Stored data
........
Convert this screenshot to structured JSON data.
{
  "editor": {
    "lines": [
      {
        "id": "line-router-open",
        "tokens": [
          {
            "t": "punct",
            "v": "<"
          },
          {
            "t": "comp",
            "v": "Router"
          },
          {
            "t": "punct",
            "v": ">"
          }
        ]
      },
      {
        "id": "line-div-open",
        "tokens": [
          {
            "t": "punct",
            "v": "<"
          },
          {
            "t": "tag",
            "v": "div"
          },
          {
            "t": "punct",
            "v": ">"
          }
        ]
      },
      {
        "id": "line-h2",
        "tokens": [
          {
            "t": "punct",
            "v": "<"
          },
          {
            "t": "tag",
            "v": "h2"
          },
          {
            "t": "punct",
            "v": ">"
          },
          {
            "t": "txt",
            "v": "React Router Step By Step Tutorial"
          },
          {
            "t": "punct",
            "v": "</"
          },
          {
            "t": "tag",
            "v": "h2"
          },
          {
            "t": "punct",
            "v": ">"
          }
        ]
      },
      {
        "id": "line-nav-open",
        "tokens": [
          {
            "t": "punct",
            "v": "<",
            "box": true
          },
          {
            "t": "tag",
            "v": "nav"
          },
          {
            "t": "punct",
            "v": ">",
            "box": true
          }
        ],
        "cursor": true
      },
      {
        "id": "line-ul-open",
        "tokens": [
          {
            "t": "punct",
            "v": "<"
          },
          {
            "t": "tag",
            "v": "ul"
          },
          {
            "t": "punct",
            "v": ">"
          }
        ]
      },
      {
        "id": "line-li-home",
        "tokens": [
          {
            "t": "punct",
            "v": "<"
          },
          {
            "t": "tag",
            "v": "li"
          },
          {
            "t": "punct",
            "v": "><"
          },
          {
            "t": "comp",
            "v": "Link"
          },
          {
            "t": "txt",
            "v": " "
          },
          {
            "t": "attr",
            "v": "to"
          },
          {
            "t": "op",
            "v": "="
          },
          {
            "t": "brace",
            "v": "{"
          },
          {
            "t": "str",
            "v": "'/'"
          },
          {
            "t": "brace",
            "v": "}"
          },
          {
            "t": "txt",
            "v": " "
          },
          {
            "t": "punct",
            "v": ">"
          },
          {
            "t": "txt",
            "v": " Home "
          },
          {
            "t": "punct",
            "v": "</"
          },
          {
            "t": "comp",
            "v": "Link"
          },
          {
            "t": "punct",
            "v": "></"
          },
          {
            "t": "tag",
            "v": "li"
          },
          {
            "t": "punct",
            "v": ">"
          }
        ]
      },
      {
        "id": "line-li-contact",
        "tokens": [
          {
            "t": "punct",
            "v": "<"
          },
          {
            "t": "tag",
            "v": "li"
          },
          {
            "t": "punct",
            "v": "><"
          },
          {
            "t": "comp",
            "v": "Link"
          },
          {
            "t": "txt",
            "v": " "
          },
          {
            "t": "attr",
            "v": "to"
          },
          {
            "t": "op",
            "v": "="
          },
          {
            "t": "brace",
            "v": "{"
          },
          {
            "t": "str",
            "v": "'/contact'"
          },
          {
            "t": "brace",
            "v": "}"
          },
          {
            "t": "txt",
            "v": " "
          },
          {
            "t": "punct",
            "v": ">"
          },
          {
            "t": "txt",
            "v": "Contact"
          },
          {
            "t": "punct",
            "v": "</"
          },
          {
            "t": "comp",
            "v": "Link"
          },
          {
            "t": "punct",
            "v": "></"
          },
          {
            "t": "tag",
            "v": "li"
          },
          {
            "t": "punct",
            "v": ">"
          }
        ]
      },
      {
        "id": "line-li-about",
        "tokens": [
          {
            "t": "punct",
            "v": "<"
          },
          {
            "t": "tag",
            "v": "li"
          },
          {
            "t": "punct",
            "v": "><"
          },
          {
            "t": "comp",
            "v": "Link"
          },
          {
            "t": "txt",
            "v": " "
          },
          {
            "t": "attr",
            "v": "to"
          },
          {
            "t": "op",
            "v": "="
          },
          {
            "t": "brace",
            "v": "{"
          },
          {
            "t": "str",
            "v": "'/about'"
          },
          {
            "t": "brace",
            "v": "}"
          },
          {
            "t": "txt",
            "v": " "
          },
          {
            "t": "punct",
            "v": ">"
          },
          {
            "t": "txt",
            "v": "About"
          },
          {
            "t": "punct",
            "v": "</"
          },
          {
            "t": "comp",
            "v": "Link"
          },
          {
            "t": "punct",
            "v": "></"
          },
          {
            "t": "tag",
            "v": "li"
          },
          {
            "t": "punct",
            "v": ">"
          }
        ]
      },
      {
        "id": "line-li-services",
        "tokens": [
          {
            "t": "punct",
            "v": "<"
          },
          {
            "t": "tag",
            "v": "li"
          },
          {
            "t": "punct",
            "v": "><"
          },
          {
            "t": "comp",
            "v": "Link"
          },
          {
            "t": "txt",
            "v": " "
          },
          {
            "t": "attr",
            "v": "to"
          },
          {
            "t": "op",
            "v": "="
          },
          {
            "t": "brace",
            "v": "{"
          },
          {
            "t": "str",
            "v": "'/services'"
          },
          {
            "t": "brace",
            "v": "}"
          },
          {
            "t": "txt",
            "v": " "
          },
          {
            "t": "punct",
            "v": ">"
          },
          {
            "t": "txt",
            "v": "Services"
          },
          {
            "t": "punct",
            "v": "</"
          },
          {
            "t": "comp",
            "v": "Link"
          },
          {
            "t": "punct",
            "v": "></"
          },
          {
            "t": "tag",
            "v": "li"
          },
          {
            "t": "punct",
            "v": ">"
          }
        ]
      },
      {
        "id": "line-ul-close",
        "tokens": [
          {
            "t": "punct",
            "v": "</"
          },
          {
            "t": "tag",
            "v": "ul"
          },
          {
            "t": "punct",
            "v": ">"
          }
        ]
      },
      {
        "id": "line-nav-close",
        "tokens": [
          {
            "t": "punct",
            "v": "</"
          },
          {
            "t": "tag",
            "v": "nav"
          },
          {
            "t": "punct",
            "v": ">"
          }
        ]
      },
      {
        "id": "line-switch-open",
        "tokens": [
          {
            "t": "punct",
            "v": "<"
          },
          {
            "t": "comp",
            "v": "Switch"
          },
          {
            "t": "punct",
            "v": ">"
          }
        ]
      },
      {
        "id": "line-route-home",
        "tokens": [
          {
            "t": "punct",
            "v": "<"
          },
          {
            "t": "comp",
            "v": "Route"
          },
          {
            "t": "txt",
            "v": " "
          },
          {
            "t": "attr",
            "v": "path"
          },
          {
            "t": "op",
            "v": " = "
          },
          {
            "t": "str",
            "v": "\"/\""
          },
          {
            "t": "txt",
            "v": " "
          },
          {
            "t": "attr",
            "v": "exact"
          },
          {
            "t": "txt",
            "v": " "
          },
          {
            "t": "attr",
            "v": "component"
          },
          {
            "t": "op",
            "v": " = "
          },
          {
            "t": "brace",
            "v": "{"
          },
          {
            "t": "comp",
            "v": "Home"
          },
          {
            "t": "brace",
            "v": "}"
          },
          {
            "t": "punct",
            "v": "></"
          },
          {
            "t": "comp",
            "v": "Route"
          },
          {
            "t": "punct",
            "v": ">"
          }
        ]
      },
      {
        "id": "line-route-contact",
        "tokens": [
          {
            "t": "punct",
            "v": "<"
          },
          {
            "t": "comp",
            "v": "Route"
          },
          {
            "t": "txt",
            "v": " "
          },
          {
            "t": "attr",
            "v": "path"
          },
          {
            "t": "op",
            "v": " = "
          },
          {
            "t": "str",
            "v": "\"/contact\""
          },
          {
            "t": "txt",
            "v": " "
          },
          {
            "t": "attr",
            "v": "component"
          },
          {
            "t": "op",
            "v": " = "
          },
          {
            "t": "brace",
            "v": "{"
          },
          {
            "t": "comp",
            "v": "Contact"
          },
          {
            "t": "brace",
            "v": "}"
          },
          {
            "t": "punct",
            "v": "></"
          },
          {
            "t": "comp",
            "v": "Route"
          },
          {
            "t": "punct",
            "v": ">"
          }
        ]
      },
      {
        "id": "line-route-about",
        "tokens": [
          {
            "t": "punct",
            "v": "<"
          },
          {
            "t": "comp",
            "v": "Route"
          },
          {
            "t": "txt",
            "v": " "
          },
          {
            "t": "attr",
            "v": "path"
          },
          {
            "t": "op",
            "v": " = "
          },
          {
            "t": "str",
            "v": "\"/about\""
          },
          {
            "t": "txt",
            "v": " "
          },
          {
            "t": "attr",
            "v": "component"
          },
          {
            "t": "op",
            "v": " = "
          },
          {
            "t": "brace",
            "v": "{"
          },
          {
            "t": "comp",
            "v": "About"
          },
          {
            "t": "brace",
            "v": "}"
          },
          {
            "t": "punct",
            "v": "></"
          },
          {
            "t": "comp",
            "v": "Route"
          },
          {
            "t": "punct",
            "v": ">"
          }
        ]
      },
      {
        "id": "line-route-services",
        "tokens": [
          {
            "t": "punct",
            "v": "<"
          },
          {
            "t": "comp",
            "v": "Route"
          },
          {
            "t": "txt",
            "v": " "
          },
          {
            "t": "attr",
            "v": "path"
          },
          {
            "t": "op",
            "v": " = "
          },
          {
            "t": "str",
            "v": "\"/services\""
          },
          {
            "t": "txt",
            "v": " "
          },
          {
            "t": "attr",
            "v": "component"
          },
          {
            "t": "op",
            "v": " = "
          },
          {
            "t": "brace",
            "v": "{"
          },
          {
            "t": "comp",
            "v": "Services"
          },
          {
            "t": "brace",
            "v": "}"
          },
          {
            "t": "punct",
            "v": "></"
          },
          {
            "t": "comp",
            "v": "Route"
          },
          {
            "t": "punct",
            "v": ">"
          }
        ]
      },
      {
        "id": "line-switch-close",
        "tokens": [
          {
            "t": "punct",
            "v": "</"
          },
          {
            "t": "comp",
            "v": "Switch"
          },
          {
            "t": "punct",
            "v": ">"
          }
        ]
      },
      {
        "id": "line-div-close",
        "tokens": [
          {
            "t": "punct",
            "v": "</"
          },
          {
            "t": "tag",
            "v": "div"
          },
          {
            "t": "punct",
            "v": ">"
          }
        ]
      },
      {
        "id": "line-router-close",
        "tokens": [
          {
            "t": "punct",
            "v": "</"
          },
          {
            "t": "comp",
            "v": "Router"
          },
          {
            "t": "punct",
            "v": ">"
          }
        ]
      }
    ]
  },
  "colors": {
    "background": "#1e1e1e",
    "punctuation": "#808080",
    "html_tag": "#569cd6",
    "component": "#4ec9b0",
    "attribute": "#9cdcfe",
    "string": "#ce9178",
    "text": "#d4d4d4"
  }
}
........
| EXERCISE TASK |
Find each line holding the word "open" and copy it.

| SOLVED PROBLEM |
        "id": "line-router-open",
        "id": "line-div-open",
        "id": "line-nav-open",
        "id": "line-ul-open",
        "id": "line-switch-open",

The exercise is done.